WHAT THE TASK REQUIRES.
Return each line of the data below verbatim; pictures are to be left out.

DATA SECTION.
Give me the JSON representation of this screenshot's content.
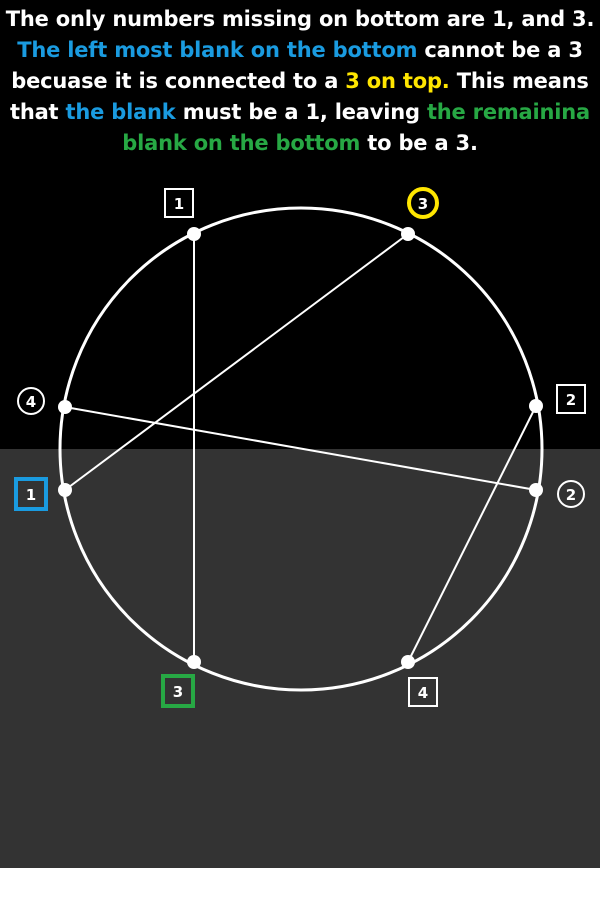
{
  "caption": {
    "segments": [
      {
        "text": "The only numbers missing on bottom are 1, and 3. ",
        "color": "white"
      },
      {
        "text": "The left most blank on the bottom",
        "color": "blue"
      },
      {
        "text": " cannot be a 3 becuase it is connected to a ",
        "color": "white"
      },
      {
        "text": "3 on top.",
        "color": "yellow"
      },
      {
        "text": " This means that ",
        "color": "white"
      },
      {
        "text": "the blank",
        "color": "blue"
      },
      {
        "text": " must be a 1, leaving ",
        "color": "white"
      },
      {
        "text": "the remainina blank on the bottom",
        "color": "green"
      },
      {
        "text": " to be a 3.",
        "color": "white"
      }
    ]
  },
  "colors": {
    "top_background": "#000000",
    "bottom_background": "#333333",
    "blue": "#1a9be0",
    "yellow": "#ffe600",
    "green": "#27a844",
    "white": "#ffffff"
  },
  "diagram": {
    "labels": [
      {
        "id": "top-left",
        "text": "1",
        "shape": "square",
        "color": "white"
      },
      {
        "id": "top-right",
        "text": "3",
        "shape": "circle",
        "color": "yellow"
      },
      {
        "id": "left-upper",
        "text": "4",
        "shape": "circle",
        "color": "white"
      },
      {
        "id": "right-upper",
        "text": "2",
        "shape": "square",
        "color": "white"
      },
      {
        "id": "left-lower",
        "text": "1",
        "shape": "square",
        "color": "blue"
      },
      {
        "id": "right-lower",
        "text": "2",
        "shape": "circle",
        "color": "white"
      },
      {
        "id": "bottom-left",
        "text": "3",
        "shape": "square",
        "color": "green"
      },
      {
        "id": "bottom-right",
        "text": "4",
        "shape": "square",
        "color": "white"
      }
    ],
    "connections": [
      [
        "top-left",
        "bottom-left"
      ],
      [
        "top-right",
        "left-lower"
      ],
      [
        "left-upper",
        "right-lower"
      ],
      [
        "right-upper",
        "bottom-right"
      ]
    ]
  }
}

WRITTEN RESPONSE.
Give me the JSON representation of this screenshot's content.
{
  "caption": {
    "segments": [
      {
        "text": "The only numbers missing on bottom are 1, and 3. ",
        "color": "white"
      },
      {
        "text": "The left most blank on the bottom",
        "color": "blue"
      },
      {
        "text": " cannot be a 3 becuase it is connected to a ",
        "color": "white"
      },
      {
        "text": "3 on top.",
        "color": "yellow"
      },
      {
        "text": " This means that ",
        "color": "white"
      },
      {
        "text": "the blank",
        "color": "blue"
      },
      {
        "text": " must be a 1, leaving ",
        "color": "white"
      },
      {
        "text": "the remainina blank on the bottom",
        "color": "green"
      },
      {
        "text": " to be a 3.",
        "color": "white"
      }
    ]
  },
  "colors": {
    "top_background": "#000000",
    "bottom_background": "#333333",
    "blue": "#1a9be0",
    "yellow": "#ffe600",
    "green": "#27a844",
    "white": "#ffffff"
  },
  "diagram": {
    "labels": [
      {
        "id": "top-left",
        "text": "1",
        "shape": "square",
        "color": "white"
      },
      {
        "id": "top-right",
        "text": "3",
        "shape": "circle",
        "color": "yellow"
      },
      {
        "id": "left-upper",
        "text": "4",
        "shape": "circle",
        "color": "white"
      },
      {
        "id": "right-upper",
        "text": "2",
        "shape": "square",
        "color": "white"
      },
      {
        "id": "left-lower",
        "text": "1",
        "shape": "square",
        "color": "blue"
      },
      {
        "id": "right-lower",
        "text": "2",
        "shape": "circle",
        "color": "white"
      },
      {
        "id": "bottom-left",
        "text": "3",
        "shape": "square",
        "color": "green"
      },
      {
        "id": "bottom-right",
        "text": "4",
        "shape": "square",
        "color": "white"
      }
    ],
    "connections": [
      [
        "top-left",
        "bottom-left"
      ],
      [
        "top-right",
        "left-lower"
      ],
      [
        "left-upper",
        "right-lower"
      ],
      [
        "right-upper",
        "bottom-right"
      ]
    ]
  }
}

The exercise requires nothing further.